## DIRECTION
Copy every line in which the string "JSON" occurs.

## RECORDS
Start

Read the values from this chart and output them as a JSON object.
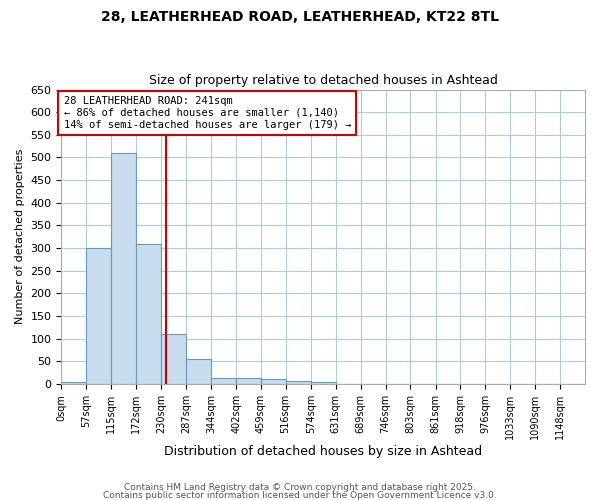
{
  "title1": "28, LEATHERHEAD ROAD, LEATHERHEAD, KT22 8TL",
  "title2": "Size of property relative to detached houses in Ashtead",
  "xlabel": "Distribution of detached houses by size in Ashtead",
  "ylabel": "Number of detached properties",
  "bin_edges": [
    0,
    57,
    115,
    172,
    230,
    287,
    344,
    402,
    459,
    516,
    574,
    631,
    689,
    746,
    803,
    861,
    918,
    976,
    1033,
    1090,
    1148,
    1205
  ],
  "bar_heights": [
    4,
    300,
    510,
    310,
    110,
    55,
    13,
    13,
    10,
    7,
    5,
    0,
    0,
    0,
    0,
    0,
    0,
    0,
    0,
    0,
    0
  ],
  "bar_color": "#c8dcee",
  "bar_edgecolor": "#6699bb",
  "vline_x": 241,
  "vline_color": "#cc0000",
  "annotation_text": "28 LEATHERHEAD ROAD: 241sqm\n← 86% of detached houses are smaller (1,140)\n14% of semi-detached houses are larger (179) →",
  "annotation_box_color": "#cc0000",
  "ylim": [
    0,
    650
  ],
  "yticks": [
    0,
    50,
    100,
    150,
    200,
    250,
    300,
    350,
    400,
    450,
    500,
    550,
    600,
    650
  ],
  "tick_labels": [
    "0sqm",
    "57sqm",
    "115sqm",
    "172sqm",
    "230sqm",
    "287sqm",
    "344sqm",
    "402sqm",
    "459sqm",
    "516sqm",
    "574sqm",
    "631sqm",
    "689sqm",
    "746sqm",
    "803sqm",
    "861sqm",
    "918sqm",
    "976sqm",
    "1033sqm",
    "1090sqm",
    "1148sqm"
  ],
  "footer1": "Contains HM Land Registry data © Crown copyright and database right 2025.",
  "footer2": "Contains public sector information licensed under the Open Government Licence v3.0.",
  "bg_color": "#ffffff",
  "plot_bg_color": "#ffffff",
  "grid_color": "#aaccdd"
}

End
Start

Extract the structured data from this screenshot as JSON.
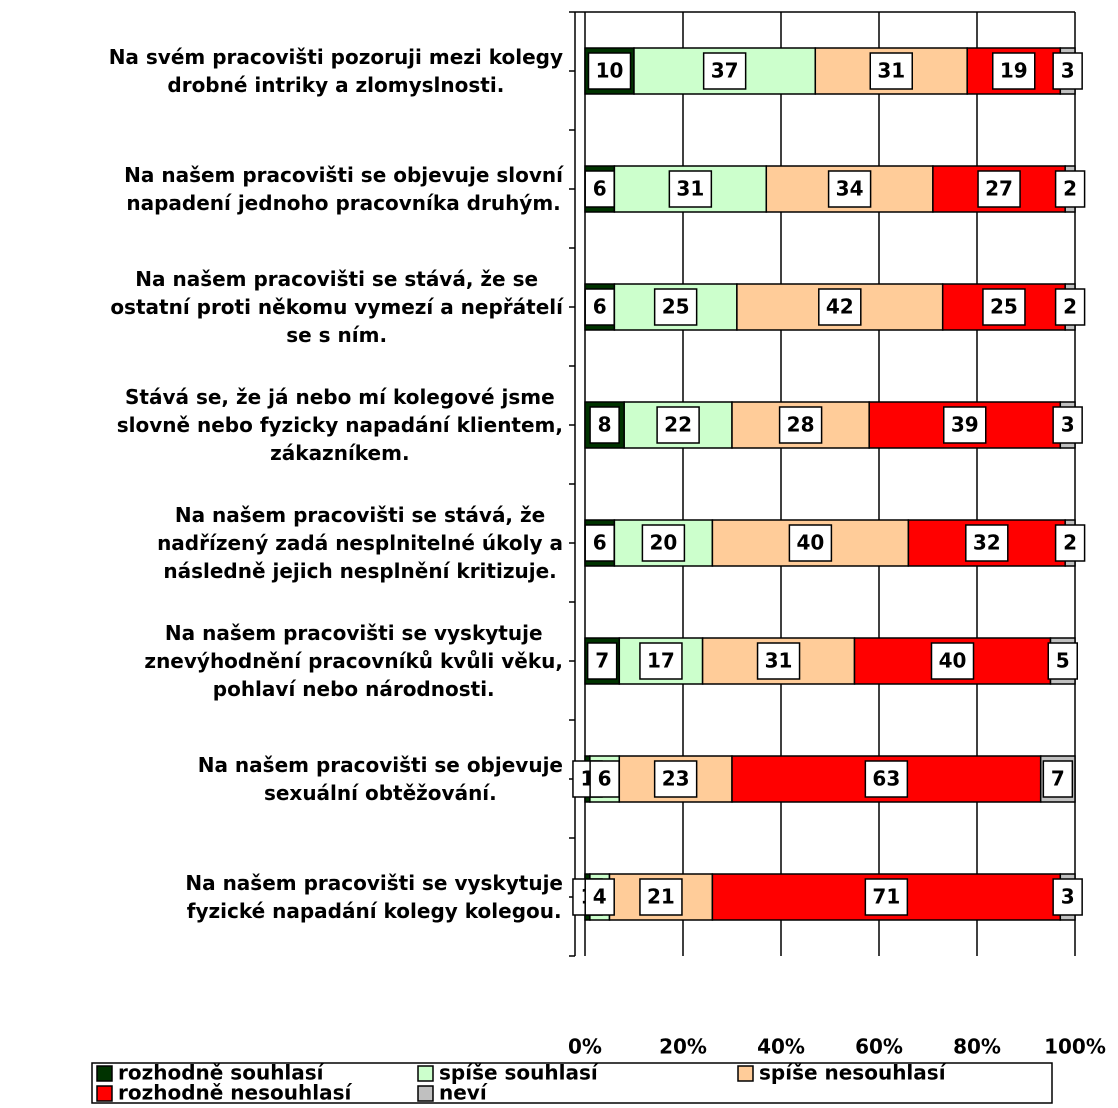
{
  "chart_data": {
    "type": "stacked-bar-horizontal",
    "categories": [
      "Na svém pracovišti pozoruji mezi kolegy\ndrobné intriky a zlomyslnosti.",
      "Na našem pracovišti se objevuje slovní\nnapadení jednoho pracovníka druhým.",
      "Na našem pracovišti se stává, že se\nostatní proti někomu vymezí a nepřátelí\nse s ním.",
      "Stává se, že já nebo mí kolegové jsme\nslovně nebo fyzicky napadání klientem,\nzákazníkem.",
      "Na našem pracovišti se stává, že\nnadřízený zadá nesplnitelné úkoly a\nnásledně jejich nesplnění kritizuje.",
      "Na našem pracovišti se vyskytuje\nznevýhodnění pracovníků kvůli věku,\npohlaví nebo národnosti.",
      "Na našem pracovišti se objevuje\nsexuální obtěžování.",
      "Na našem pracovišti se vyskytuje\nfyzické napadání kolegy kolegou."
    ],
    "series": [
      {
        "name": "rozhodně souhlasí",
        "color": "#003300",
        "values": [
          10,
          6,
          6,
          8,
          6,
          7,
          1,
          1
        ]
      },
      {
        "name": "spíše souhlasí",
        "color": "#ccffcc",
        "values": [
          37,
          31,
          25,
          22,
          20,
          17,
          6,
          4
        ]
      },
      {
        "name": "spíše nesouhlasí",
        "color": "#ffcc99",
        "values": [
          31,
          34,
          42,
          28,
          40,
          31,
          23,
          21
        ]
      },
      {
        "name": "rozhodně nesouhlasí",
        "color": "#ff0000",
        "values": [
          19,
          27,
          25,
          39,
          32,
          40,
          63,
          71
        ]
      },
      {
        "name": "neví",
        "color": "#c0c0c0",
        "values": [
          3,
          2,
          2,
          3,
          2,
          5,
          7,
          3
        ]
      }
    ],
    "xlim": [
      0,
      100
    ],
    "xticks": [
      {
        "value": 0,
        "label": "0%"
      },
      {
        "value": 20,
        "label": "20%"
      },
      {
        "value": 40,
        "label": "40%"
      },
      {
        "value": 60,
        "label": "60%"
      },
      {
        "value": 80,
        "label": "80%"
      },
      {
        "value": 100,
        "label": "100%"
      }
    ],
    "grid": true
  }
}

End

## SOLUTION BELOW
Read the values from this chart and output them as a JSON object.
Extract the structured data from this screenshot as JSON.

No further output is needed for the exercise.